GIVEN RECORDS >>
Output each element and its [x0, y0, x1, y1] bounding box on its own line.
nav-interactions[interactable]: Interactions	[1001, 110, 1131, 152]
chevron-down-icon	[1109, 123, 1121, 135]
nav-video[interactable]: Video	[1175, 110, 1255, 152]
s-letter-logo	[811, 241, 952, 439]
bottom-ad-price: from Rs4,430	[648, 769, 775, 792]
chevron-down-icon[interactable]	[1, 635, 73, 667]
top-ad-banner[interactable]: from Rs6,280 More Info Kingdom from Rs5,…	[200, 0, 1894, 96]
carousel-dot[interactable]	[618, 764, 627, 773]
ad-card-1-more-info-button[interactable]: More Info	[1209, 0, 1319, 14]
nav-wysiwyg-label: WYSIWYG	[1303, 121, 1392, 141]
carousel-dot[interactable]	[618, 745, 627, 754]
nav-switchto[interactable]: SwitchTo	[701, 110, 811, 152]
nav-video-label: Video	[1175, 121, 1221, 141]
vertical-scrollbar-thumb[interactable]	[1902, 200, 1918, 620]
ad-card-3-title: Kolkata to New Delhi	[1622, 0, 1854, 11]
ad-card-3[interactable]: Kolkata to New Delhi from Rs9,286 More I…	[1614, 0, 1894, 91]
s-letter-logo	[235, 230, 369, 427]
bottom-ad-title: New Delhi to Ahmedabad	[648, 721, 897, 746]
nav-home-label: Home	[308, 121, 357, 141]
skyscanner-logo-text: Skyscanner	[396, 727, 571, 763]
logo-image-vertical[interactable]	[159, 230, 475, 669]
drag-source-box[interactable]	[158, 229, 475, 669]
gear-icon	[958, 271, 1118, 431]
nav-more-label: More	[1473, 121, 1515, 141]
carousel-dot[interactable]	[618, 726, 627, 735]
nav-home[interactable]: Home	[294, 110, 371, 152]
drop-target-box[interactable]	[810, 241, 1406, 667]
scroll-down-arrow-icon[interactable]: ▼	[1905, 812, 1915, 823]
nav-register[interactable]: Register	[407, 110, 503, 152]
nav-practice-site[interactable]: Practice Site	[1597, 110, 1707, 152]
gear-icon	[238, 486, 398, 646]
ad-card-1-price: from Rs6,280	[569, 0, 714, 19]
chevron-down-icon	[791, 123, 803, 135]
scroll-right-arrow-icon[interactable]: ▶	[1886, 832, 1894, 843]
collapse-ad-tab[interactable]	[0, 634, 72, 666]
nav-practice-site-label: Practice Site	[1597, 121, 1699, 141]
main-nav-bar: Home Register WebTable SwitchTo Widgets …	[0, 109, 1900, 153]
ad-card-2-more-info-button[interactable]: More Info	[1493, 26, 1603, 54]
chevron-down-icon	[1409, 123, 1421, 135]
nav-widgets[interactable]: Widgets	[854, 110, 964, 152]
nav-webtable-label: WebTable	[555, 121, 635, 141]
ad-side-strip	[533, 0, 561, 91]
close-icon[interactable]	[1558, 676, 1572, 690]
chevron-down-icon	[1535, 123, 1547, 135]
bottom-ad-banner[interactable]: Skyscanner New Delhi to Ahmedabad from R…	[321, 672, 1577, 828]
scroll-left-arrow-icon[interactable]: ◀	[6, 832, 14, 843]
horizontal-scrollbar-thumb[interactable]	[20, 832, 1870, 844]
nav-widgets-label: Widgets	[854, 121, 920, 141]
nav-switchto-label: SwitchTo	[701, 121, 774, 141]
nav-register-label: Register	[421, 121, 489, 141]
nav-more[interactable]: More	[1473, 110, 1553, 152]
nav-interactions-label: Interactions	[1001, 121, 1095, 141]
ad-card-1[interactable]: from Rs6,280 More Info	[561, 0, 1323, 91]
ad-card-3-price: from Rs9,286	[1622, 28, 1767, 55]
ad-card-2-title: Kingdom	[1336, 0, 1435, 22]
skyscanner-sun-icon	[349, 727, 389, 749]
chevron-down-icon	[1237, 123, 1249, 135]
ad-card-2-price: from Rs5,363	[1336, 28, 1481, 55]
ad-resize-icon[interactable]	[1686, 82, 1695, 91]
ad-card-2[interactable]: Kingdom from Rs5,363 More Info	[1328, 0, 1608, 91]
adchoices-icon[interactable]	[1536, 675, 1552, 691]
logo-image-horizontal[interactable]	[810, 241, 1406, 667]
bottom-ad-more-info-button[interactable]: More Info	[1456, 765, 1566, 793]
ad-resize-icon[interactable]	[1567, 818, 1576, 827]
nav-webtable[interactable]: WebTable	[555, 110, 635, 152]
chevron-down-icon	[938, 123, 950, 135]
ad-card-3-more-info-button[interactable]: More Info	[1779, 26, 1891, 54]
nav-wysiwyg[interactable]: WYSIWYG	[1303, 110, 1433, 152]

TASK TO CARRY OUT >>
Rewrite every line of the records above as a numbered list, omitting any blank lines.

WORKED ANSWER >>
1. Output each element and its [x0, y0, x1, y1] bounding box on its own line.
2. nav-interactions[interactable]: Interactions	[1001, 110, 1131, 152]
3. chevron-down-icon	[1109, 123, 1121, 135]
4. nav-video[interactable]: Video	[1175, 110, 1255, 152]
5. s-letter-logo	[811, 241, 952, 439]
6. bottom-ad-price: from Rs4,430	[648, 769, 775, 792]
7. chevron-down-icon[interactable]	[1, 635, 73, 667]
8. top-ad-banner[interactable]: from Rs6,280 More Info Kingdom from Rs5,…	[200, 0, 1894, 96]
9. carousel-dot[interactable]	[618, 764, 627, 773]
10. ad-card-1-more-info-button[interactable]: More Info	[1209, 0, 1319, 14]
11. nav-wysiwyg-label: WYSIWYG	[1303, 121, 1392, 141]
12. carousel-dot[interactable]	[618, 745, 627, 754]
13. nav-switchto[interactable]: SwitchTo	[701, 110, 811, 152]
14. nav-video-label: Video	[1175, 121, 1221, 141]
15. vertical-scrollbar-thumb[interactable]	[1902, 200, 1918, 620]
16. ad-card-3-title: Kolkata to New Delhi	[1622, 0, 1854, 11]
17. ad-card-3[interactable]: Kolkata to New Delhi from Rs9,286 More I…	[1614, 0, 1894, 91]
18. s-letter-logo	[235, 230, 369, 427]
19. bottom-ad-title: New Delhi to Ahmedabad	[648, 721, 897, 746]
20. nav-home-label: Home	[308, 121, 357, 141]
21. skyscanner-logo-text: Skyscanner	[396, 727, 571, 763]
22. logo-image-vertical[interactable]	[159, 230, 475, 669]
23. drag-source-box[interactable]	[158, 229, 475, 669]
24. gear-icon	[958, 271, 1118, 431]
25. nav-more-label: More	[1473, 121, 1515, 141]
26. carousel-dot[interactable]	[618, 726, 627, 735]
27. nav-home[interactable]: Home	[294, 110, 371, 152]
28. drop-target-box[interactable]	[810, 241, 1406, 667]
29. scroll-down-arrow-icon[interactable]: ▼	[1905, 812, 1915, 823]
30. nav-register[interactable]: Register	[407, 110, 503, 152]
31. nav-practice-site[interactable]: Practice Site	[1597, 110, 1707, 152]
32. gear-icon	[238, 486, 398, 646]
33. ad-card-1-price: from Rs6,280	[569, 0, 714, 19]
34. chevron-down-icon	[791, 123, 803, 135]
35. scroll-right-arrow-icon[interactable]: ▶	[1886, 832, 1894, 843]
36. collapse-ad-tab[interactable]	[0, 634, 72, 666]
37. nav-practice-site-label: Practice Site	[1597, 121, 1699, 141]
38. main-nav-bar: Home Register WebTable SwitchTo Widgets …	[0, 109, 1900, 153]
39. ad-card-2-more-info-button[interactable]: More Info	[1493, 26, 1603, 54]
40. chevron-down-icon	[1409, 123, 1421, 135]
41. nav-widgets[interactable]: Widgets	[854, 110, 964, 152]
42. nav-webtable-label: WebTable	[555, 121, 635, 141]
43. ad-side-strip	[533, 0, 561, 91]
44. close-icon[interactable]	[1558, 676, 1572, 690]
45. chevron-down-icon	[1535, 123, 1547, 135]
46. bottom-ad-banner[interactable]: Skyscanner New Delhi to Ahmedabad from R…	[321, 672, 1577, 828]
47. scroll-left-arrow-icon[interactable]: ◀	[6, 832, 14, 843]
48. horizontal-scrollbar-thumb[interactable]	[20, 832, 1870, 844]
49. nav-widgets-label: Widgets	[854, 121, 920, 141]
50. nav-switchto-label: SwitchTo	[701, 121, 774, 141]
51. nav-register-label: Register	[421, 121, 489, 141]
52. nav-more[interactable]: More	[1473, 110, 1553, 152]
53. nav-interactions-label: Interactions	[1001, 121, 1095, 141]
54. ad-card-1[interactable]: from Rs6,280 More Info	[561, 0, 1323, 91]
55. ad-card-3-price: from Rs9,286	[1622, 28, 1767, 55]
56. ad-card-2-title: Kingdom	[1336, 0, 1435, 22]
57. skyscanner-sun-icon	[349, 727, 389, 749]
58. chevron-down-icon	[1237, 123, 1249, 135]
59. ad-card-2-price: from Rs5,363	[1336, 28, 1481, 55]
60. ad-resize-icon[interactable]	[1686, 82, 1695, 91]
61. ad-card-2[interactable]: Kingdom from Rs5,363 More Info	[1328, 0, 1608, 91]
62. adchoices-icon[interactable]	[1536, 675, 1552, 691]
63. logo-image-horizontal[interactable]	[810, 241, 1406, 667]
64. bottom-ad-more-info-button[interactable]: More Info	[1456, 765, 1566, 793]
65. ad-resize-icon[interactable]	[1567, 818, 1576, 827]
66. nav-webtable[interactable]: WebTable	[555, 110, 635, 152]
67. chevron-down-icon	[938, 123, 950, 135]
68. ad-card-3-more-info-button[interactable]: More Info	[1779, 26, 1891, 54]
69. nav-wysiwyg[interactable]: WYSIWYG	[1303, 110, 1433, 152]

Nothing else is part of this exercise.